Extracted material:
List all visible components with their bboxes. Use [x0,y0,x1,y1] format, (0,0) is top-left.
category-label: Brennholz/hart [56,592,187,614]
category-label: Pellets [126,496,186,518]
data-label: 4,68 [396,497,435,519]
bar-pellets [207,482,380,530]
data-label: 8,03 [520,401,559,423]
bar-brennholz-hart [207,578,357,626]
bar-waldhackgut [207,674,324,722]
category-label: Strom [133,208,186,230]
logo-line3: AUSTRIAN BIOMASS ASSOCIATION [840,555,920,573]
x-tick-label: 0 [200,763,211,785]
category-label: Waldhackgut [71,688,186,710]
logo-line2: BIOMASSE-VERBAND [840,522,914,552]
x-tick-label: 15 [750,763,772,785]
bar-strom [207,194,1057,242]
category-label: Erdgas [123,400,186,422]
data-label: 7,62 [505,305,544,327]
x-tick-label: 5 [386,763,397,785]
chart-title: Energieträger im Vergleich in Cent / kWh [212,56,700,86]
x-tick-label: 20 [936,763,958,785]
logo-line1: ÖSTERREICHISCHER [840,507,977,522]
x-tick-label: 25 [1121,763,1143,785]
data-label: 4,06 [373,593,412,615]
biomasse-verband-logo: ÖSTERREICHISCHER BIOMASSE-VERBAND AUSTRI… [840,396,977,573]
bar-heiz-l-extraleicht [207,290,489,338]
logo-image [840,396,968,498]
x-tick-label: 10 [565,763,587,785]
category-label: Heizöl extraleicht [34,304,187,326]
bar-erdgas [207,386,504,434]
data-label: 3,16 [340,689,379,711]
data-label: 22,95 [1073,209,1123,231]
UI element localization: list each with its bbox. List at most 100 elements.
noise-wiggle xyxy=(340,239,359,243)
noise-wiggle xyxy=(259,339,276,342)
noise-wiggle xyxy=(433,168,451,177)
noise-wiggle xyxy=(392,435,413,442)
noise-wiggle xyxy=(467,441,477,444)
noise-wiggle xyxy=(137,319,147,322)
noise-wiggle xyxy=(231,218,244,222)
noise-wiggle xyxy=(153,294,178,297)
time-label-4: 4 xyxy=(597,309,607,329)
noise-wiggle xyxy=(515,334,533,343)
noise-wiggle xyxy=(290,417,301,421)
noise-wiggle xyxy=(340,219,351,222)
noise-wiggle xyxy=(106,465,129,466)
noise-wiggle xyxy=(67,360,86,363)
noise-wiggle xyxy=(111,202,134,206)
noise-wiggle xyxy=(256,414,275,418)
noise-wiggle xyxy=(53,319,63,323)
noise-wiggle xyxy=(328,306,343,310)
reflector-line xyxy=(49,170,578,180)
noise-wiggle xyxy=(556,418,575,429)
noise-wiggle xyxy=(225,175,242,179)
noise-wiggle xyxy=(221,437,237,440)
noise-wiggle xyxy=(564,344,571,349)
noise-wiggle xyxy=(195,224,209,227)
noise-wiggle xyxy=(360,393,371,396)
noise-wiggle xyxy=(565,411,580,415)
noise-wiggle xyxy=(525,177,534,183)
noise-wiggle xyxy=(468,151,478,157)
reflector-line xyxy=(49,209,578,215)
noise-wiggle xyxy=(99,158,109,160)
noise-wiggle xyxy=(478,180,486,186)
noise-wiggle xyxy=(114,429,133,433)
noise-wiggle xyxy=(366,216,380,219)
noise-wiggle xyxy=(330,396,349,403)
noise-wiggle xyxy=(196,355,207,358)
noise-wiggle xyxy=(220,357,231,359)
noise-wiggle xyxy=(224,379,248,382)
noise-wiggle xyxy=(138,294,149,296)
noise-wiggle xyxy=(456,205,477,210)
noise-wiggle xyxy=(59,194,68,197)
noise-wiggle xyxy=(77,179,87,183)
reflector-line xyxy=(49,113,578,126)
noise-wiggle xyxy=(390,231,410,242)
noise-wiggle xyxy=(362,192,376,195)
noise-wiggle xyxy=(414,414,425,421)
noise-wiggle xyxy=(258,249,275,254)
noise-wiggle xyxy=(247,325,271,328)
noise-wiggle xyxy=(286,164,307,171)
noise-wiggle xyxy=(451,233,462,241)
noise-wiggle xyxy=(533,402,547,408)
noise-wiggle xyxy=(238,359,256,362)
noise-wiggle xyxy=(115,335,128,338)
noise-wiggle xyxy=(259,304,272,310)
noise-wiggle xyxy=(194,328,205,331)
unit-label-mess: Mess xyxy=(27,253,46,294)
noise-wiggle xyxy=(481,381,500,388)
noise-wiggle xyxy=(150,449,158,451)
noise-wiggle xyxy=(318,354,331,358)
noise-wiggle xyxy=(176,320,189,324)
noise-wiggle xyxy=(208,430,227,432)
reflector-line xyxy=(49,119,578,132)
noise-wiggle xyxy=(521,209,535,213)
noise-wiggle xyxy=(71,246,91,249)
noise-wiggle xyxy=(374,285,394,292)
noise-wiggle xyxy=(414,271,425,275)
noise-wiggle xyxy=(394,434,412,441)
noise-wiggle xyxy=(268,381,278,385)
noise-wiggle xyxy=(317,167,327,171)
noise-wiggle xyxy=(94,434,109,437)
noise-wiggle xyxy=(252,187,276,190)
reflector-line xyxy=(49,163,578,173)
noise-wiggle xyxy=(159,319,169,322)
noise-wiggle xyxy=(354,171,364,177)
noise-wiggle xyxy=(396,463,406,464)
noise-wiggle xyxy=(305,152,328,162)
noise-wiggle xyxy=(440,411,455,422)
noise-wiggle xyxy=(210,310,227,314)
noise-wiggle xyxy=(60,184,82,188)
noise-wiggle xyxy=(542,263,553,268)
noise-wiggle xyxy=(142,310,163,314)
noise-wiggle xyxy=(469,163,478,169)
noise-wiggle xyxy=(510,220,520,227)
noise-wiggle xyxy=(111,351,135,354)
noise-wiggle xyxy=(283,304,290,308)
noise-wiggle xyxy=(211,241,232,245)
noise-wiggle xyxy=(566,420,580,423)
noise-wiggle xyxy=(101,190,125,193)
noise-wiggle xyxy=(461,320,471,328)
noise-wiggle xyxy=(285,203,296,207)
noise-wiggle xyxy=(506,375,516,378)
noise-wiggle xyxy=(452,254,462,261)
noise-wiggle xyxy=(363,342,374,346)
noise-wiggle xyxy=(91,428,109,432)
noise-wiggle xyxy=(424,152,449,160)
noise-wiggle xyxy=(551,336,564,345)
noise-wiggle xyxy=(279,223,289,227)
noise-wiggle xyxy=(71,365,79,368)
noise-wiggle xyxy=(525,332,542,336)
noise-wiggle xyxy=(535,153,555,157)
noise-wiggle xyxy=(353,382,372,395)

Problem description: Print every line above again, word for word, with nothing added, dropped, or changed.

Solution to this problem:
List all visible components with their bboxes. Use [x0,y0,x1,y1] format, (0,0) is top-left.
category-label: Brennholz/hart [56,592,187,614]
category-label: Pellets [126,496,186,518]
data-label: 4,68 [396,497,435,519]
bar-pellets [207,482,380,530]
data-label: 8,03 [520,401,559,423]
bar-brennholz-hart [207,578,357,626]
bar-waldhackgut [207,674,324,722]
category-label: Strom [133,208,186,230]
logo-line3: AUSTRIAN BIOMASS ASSOCIATION [840,555,920,573]
x-tick-label: 0 [200,763,211,785]
category-label: Waldhackgut [71,688,186,710]
logo-line2: BIOMASSE-VERBAND [840,522,914,552]
x-tick-label: 15 [750,763,772,785]
bar-strom [207,194,1057,242]
category-label: Erdgas [123,400,186,422]
data-label: 7,62 [505,305,544,327]
x-tick-label: 5 [386,763,397,785]
chart-title: Energieträger im Vergleich in Cent / kWh [212,56,700,86]
x-tick-label: 20 [936,763,958,785]
logo-line1: ÖSTERREICHISCHER [840,507,977,522]
x-tick-label: 25 [1121,763,1143,785]
data-label: 4,06 [373,593,412,615]
biomasse-verband-logo: ÖSTERREICHISCHER BIOMASSE-VERBAND AUSTRI… [840,396,977,573]
bar-heiz-l-extraleicht [207,290,489,338]
logo-image [840,396,968,498]
x-tick-label: 10 [565,763,587,785]
category-label: Heizöl extraleicht [34,304,187,326]
bar-erdgas [207,386,504,434]
data-label: 3,16 [340,689,379,711]
data-label: 22,95 [1073,209,1123,231]
UI element localization: list each with its bbox. List at most 100 elements.
noise-wiggle xyxy=(340,239,359,243)
noise-wiggle xyxy=(259,339,276,342)
noise-wiggle xyxy=(433,168,451,177)
noise-wiggle xyxy=(392,435,413,442)
noise-wiggle xyxy=(467,441,477,444)
noise-wiggle xyxy=(137,319,147,322)
noise-wiggle xyxy=(231,218,244,222)
noise-wiggle xyxy=(153,294,178,297)
time-label-4: 4 xyxy=(597,309,607,329)
noise-wiggle xyxy=(515,334,533,343)
noise-wiggle xyxy=(290,417,301,421)
noise-wiggle xyxy=(340,219,351,222)
noise-wiggle xyxy=(106,465,129,466)
noise-wiggle xyxy=(67,360,86,363)
noise-wiggle xyxy=(111,202,134,206)
noise-wiggle xyxy=(256,414,275,418)
noise-wiggle xyxy=(53,319,63,323)
noise-wiggle xyxy=(328,306,343,310)
reflector-line xyxy=(49,170,578,180)
noise-wiggle xyxy=(556,418,575,429)
noise-wiggle xyxy=(225,175,242,179)
noise-wiggle xyxy=(221,437,237,440)
noise-wiggle xyxy=(564,344,571,349)
noise-wiggle xyxy=(195,224,209,227)
noise-wiggle xyxy=(360,393,371,396)
noise-wiggle xyxy=(565,411,580,415)
noise-wiggle xyxy=(525,177,534,183)
noise-wiggle xyxy=(468,151,478,157)
reflector-line xyxy=(49,209,578,215)
noise-wiggle xyxy=(99,158,109,160)
noise-wiggle xyxy=(478,180,486,186)
noise-wiggle xyxy=(114,429,133,433)
noise-wiggle xyxy=(366,216,380,219)
noise-wiggle xyxy=(330,396,349,403)
noise-wiggle xyxy=(196,355,207,358)
noise-wiggle xyxy=(220,357,231,359)
noise-wiggle xyxy=(224,379,248,382)
noise-wiggle xyxy=(138,294,149,296)
noise-wiggle xyxy=(456,205,477,210)
noise-wiggle xyxy=(59,194,68,197)
noise-wiggle xyxy=(77,179,87,183)
reflector-line xyxy=(49,113,578,126)
noise-wiggle xyxy=(390,231,410,242)
noise-wiggle xyxy=(362,192,376,195)
noise-wiggle xyxy=(414,414,425,421)
noise-wiggle xyxy=(258,249,275,254)
noise-wiggle xyxy=(247,325,271,328)
noise-wiggle xyxy=(286,164,307,171)
noise-wiggle xyxy=(451,233,462,241)
noise-wiggle xyxy=(533,402,547,408)
noise-wiggle xyxy=(238,359,256,362)
noise-wiggle xyxy=(115,335,128,338)
noise-wiggle xyxy=(259,304,272,310)
noise-wiggle xyxy=(194,328,205,331)
unit-label-mess: Mess xyxy=(27,253,46,294)
noise-wiggle xyxy=(481,381,500,388)
noise-wiggle xyxy=(150,449,158,451)
noise-wiggle xyxy=(318,354,331,358)
noise-wiggle xyxy=(176,320,189,324)
noise-wiggle xyxy=(208,430,227,432)
reflector-line xyxy=(49,119,578,132)
noise-wiggle xyxy=(521,209,535,213)
noise-wiggle xyxy=(71,246,91,249)
noise-wiggle xyxy=(374,285,394,292)
noise-wiggle xyxy=(414,271,425,275)
noise-wiggle xyxy=(394,434,412,441)
noise-wiggle xyxy=(268,381,278,385)
noise-wiggle xyxy=(317,167,327,171)
noise-wiggle xyxy=(94,434,109,437)
noise-wiggle xyxy=(252,187,276,190)
reflector-line xyxy=(49,163,578,173)
noise-wiggle xyxy=(159,319,169,322)
noise-wiggle xyxy=(354,171,364,177)
noise-wiggle xyxy=(396,463,406,464)
noise-wiggle xyxy=(305,152,328,162)
noise-wiggle xyxy=(440,411,455,422)
noise-wiggle xyxy=(210,310,227,314)
noise-wiggle xyxy=(60,184,82,188)
noise-wiggle xyxy=(542,263,553,268)
noise-wiggle xyxy=(142,310,163,314)
noise-wiggle xyxy=(469,163,478,169)
noise-wiggle xyxy=(510,220,520,227)
noise-wiggle xyxy=(111,351,135,354)
noise-wiggle xyxy=(283,304,290,308)
noise-wiggle xyxy=(211,241,232,245)
noise-wiggle xyxy=(566,420,580,423)
noise-wiggle xyxy=(101,190,125,193)
noise-wiggle xyxy=(461,320,471,328)
noise-wiggle xyxy=(285,203,296,207)
noise-wiggle xyxy=(506,375,516,378)
noise-wiggle xyxy=(452,254,462,261)
noise-wiggle xyxy=(363,342,374,346)
noise-wiggle xyxy=(91,428,109,432)
noise-wiggle xyxy=(424,152,449,160)
noise-wiggle xyxy=(551,336,564,345)
noise-wiggle xyxy=(279,223,289,227)
noise-wiggle xyxy=(71,365,79,368)
noise-wiggle xyxy=(525,332,542,336)
noise-wiggle xyxy=(535,153,555,157)
noise-wiggle xyxy=(353,382,372,395)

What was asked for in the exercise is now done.